begin RECORDED DATA

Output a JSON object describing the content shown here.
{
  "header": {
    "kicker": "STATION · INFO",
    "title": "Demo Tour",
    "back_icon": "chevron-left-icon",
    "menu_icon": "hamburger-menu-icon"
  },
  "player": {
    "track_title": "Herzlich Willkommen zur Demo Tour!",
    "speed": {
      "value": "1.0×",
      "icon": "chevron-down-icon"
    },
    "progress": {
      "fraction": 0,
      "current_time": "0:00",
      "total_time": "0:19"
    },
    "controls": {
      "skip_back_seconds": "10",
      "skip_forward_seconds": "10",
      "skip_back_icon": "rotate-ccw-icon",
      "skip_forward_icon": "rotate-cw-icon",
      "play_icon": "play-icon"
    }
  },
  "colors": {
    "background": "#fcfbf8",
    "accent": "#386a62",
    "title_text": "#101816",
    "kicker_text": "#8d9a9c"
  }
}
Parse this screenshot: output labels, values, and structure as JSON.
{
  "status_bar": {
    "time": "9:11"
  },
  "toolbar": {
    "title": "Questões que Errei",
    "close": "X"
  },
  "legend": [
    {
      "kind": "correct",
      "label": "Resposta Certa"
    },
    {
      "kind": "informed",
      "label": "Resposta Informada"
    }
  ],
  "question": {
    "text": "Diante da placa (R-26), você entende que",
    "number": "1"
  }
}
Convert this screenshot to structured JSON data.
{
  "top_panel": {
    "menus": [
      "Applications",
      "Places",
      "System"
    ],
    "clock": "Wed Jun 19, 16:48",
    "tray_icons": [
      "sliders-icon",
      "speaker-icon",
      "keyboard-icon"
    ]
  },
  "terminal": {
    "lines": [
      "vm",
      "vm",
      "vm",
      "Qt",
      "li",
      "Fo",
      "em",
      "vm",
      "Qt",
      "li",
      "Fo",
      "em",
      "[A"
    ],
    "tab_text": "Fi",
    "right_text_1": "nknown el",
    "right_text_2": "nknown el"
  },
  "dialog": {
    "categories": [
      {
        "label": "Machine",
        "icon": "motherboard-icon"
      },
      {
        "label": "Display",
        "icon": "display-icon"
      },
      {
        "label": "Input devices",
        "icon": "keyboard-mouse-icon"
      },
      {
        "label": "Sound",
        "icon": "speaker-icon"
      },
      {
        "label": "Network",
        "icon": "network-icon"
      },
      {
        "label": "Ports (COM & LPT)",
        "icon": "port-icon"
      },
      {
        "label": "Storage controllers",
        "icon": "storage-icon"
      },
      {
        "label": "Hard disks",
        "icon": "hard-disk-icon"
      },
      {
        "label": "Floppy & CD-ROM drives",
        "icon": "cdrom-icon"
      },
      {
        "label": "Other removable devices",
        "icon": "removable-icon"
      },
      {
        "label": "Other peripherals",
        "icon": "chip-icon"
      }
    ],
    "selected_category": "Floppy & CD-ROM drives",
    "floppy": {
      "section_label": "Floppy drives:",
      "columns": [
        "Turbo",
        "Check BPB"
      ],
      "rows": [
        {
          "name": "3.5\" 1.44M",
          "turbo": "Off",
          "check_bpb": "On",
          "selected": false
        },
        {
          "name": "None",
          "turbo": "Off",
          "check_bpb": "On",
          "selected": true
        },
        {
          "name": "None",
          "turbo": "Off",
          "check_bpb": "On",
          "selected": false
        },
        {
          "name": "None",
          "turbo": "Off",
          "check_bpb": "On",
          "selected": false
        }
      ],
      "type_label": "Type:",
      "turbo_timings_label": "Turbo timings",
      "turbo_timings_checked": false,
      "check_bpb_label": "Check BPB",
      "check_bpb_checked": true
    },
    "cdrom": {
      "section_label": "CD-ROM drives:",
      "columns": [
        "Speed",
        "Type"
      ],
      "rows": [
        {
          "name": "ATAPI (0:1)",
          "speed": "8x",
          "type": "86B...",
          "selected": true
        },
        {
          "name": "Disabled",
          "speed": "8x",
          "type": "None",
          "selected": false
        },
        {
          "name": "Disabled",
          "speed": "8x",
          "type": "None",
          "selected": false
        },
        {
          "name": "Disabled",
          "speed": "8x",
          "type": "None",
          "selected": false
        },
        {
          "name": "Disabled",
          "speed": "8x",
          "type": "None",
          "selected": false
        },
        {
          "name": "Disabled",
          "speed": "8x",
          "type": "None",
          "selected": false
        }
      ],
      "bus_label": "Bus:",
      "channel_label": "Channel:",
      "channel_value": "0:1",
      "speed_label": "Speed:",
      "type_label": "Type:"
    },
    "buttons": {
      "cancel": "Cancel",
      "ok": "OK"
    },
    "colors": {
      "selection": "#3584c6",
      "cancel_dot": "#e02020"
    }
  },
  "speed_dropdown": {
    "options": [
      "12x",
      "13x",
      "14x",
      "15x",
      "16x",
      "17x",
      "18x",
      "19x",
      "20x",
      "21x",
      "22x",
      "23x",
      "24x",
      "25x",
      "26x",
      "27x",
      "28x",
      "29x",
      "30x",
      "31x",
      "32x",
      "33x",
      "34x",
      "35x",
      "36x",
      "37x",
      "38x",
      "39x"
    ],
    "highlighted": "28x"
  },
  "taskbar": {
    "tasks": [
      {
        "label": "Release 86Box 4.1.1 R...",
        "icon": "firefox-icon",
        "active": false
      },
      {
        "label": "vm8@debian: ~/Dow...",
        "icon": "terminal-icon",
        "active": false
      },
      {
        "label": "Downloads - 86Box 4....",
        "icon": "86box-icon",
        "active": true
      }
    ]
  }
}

end RECORDED DATA

(WRITTEN INSTRUCTION) Every line in the data that holds "chevron" should be copied out.

(RESPONSE FOR THIS EXERCISE)
    "back_icon": "chevron-left-icon",
      "icon": "chevron-down-icon"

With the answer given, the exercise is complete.